TASK DATA –
>> Start

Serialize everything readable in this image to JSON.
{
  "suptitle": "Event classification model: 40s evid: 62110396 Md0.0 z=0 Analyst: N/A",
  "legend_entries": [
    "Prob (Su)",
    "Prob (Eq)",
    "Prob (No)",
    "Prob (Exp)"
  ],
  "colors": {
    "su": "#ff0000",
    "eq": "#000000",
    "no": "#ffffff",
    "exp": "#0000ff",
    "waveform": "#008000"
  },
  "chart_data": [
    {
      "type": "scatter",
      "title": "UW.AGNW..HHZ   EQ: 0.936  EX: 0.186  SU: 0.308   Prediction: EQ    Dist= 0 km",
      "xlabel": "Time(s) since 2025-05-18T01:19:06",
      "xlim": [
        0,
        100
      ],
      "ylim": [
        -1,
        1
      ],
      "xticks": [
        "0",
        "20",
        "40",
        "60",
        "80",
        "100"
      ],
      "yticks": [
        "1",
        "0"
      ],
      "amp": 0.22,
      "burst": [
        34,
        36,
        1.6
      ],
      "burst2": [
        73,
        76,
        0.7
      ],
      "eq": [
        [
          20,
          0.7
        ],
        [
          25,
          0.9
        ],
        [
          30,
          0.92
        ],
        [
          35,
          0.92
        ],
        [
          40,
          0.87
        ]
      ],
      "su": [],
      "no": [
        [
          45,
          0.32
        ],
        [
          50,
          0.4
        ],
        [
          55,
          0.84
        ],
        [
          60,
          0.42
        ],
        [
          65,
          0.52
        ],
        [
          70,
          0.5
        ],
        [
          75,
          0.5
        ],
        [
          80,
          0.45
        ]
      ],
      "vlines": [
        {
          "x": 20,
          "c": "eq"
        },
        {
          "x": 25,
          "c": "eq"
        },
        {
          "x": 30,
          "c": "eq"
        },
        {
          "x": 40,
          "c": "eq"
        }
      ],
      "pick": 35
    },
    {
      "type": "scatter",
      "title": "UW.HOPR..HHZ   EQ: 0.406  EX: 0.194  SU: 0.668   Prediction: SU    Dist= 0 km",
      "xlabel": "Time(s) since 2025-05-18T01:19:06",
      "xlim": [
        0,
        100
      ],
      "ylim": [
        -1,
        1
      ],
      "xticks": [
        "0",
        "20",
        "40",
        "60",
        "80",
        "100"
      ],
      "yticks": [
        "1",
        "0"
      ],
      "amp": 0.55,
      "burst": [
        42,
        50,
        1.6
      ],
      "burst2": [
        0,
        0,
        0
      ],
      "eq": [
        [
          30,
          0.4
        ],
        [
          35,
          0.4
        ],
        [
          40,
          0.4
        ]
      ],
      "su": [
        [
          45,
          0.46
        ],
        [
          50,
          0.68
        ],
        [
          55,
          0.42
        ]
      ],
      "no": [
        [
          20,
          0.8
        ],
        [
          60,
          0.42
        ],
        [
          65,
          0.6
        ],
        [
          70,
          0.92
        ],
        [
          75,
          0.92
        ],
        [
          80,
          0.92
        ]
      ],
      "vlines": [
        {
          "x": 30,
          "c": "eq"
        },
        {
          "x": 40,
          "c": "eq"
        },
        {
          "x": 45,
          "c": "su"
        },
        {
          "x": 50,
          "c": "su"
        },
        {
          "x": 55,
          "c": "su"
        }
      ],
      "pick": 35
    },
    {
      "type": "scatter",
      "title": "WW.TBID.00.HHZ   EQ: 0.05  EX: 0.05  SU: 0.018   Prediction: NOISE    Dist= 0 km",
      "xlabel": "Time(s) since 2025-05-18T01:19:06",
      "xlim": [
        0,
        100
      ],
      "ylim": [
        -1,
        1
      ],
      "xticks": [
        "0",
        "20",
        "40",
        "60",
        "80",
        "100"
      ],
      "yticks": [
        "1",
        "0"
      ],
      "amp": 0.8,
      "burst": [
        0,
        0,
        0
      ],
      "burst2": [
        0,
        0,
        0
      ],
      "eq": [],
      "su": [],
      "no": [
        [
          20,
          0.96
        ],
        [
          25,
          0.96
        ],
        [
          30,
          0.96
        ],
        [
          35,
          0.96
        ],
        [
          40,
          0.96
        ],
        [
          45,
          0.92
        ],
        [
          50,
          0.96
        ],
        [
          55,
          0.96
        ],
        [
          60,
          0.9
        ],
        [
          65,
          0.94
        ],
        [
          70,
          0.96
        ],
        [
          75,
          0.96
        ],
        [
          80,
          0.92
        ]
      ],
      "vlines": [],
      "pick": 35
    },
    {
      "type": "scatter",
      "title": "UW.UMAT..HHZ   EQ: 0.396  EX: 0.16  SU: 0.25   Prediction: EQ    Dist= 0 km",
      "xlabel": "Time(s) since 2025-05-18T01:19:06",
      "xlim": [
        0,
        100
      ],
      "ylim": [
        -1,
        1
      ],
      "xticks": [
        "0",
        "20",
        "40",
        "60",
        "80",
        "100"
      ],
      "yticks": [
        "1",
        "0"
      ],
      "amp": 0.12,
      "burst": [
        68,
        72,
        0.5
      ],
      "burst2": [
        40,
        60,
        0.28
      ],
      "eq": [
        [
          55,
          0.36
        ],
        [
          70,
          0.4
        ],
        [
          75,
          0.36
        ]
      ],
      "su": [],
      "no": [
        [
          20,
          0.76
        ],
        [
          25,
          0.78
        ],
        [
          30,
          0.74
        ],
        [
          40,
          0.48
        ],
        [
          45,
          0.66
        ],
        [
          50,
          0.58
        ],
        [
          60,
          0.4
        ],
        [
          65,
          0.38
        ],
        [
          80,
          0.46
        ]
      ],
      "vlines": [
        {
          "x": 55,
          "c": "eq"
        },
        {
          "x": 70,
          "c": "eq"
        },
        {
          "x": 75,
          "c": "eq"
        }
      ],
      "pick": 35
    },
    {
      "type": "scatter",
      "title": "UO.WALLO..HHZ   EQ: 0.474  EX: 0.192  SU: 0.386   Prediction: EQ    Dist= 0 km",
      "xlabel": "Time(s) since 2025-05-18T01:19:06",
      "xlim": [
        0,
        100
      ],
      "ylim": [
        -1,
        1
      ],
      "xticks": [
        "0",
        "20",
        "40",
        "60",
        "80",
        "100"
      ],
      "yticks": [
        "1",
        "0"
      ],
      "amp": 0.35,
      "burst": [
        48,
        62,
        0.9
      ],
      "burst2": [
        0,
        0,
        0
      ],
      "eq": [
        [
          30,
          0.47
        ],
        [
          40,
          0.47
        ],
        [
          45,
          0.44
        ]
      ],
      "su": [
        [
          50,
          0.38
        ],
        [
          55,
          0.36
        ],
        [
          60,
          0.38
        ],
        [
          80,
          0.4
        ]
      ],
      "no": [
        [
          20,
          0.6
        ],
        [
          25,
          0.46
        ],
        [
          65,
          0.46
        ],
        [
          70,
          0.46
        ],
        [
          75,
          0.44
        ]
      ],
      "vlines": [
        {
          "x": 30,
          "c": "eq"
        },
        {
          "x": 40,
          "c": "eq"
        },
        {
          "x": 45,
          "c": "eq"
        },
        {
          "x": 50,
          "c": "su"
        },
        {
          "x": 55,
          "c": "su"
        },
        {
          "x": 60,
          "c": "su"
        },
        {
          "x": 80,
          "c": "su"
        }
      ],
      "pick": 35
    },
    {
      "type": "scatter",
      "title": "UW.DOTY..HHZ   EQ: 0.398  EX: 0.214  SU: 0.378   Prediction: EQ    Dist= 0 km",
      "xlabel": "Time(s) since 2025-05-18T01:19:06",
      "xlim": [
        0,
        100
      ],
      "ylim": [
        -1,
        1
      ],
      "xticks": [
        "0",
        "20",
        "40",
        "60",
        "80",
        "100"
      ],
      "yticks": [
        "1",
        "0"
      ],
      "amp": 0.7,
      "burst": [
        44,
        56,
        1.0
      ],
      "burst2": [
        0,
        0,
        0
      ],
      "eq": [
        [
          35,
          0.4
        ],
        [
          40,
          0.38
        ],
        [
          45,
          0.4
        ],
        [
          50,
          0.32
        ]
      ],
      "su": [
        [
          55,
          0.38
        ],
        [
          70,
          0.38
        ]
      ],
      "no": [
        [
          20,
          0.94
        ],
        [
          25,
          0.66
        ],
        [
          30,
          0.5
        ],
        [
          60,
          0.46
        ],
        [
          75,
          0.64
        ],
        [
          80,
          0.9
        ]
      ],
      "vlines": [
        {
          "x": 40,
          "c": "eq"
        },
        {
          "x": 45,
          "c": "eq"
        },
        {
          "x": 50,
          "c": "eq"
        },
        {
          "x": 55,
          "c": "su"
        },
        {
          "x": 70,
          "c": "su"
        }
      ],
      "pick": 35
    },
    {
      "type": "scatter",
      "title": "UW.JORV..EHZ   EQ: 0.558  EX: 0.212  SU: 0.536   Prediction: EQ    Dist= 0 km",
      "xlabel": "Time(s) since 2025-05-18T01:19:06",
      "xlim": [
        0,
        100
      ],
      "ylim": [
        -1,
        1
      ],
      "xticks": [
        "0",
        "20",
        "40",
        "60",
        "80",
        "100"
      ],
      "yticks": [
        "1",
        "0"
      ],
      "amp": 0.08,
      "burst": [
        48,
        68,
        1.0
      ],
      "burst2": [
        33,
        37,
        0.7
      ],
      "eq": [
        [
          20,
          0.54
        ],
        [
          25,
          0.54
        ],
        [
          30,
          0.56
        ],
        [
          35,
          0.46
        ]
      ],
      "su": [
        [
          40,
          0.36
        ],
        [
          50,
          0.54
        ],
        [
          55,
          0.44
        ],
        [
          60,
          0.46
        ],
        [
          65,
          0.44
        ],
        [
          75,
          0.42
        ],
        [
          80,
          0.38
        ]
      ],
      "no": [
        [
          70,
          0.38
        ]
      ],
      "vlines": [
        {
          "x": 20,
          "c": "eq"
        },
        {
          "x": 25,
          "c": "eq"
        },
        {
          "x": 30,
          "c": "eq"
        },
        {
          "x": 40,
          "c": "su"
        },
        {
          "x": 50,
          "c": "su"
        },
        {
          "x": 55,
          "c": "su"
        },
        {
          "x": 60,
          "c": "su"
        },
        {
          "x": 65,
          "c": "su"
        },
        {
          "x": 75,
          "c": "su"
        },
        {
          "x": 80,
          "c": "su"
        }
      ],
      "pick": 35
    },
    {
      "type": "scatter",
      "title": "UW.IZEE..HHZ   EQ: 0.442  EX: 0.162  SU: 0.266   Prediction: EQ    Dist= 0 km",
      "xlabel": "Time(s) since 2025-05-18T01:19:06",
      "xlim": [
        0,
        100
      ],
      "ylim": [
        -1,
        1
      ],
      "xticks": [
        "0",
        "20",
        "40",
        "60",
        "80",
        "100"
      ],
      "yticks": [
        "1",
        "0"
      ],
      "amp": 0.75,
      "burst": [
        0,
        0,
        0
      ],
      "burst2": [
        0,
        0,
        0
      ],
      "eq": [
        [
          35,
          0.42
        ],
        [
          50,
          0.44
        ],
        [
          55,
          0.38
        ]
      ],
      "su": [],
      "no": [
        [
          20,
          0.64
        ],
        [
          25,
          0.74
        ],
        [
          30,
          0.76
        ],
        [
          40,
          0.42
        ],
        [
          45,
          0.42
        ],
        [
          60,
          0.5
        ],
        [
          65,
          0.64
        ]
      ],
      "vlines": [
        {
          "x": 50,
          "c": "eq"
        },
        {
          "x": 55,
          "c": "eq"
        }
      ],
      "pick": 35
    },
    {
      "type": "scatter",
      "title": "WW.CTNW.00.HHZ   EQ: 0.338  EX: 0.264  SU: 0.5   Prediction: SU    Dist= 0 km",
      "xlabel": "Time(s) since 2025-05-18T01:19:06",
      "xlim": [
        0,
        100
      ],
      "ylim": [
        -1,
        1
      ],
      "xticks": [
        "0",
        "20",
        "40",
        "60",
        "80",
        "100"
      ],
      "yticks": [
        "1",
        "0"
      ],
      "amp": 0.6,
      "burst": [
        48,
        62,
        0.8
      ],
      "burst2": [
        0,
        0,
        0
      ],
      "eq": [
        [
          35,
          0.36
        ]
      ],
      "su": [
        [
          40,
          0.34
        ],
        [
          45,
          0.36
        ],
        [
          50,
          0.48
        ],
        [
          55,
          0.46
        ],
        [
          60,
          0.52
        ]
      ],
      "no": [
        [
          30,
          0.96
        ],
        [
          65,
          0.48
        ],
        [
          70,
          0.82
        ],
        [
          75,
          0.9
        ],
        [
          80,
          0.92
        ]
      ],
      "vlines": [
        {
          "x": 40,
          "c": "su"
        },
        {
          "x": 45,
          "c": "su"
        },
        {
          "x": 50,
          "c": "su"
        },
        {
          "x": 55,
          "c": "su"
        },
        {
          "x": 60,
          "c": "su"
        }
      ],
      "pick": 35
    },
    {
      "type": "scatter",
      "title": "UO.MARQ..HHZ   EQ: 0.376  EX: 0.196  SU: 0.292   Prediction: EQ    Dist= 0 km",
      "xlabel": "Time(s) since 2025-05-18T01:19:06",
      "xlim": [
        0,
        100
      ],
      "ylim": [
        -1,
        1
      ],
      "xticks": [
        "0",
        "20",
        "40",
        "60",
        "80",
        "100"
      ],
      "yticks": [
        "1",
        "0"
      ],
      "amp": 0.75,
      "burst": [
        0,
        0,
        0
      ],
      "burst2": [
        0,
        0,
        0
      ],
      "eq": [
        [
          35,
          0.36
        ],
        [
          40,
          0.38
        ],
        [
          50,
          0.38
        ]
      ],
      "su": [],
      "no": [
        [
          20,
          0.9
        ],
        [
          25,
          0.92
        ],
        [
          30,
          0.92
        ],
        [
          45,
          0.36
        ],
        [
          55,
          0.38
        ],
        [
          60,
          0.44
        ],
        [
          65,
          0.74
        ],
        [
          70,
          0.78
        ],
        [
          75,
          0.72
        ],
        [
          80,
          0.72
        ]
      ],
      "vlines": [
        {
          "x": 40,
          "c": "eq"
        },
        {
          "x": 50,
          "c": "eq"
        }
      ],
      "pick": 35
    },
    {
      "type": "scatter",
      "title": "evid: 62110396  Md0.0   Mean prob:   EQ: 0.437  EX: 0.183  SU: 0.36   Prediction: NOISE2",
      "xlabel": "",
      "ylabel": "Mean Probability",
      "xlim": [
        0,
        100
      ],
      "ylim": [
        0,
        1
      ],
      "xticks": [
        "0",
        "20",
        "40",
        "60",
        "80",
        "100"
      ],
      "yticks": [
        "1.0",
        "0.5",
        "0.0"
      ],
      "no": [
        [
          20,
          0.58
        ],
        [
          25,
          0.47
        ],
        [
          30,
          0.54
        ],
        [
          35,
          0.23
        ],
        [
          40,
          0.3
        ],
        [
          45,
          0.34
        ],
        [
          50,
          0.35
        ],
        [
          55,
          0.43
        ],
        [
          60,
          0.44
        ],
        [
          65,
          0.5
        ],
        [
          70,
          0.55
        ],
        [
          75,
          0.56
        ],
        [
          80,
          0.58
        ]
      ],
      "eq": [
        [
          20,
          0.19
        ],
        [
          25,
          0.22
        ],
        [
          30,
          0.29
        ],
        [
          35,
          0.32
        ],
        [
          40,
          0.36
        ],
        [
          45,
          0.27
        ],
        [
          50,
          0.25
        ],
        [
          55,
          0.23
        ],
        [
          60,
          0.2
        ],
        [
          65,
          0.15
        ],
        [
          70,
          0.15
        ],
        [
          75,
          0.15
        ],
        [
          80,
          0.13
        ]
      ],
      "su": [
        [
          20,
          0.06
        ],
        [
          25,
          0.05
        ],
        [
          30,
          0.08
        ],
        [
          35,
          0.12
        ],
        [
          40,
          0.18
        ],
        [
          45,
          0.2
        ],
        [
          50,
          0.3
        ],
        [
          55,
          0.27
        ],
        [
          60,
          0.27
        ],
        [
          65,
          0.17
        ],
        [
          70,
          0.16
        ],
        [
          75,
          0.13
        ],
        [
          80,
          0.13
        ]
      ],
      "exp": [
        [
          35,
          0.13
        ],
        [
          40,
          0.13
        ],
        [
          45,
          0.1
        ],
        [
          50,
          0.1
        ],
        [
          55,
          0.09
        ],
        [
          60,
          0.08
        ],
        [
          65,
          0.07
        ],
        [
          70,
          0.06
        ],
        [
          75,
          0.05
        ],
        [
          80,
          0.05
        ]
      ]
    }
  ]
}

>> End

WHAT TO PRODUCE – In the entries above, find every line with the word "evid" and list it.

ANSWER IN FULL –
  "suptitle": "Event classification model: 40s evid: 62110396 Md0.0 z=0 Analyst: N/A",
      "title": "evid: 62110396  Md0.0   Mean prob:   EQ: 0.437  EX: 0.183  SU: 0.36   Prediction: NOISE2",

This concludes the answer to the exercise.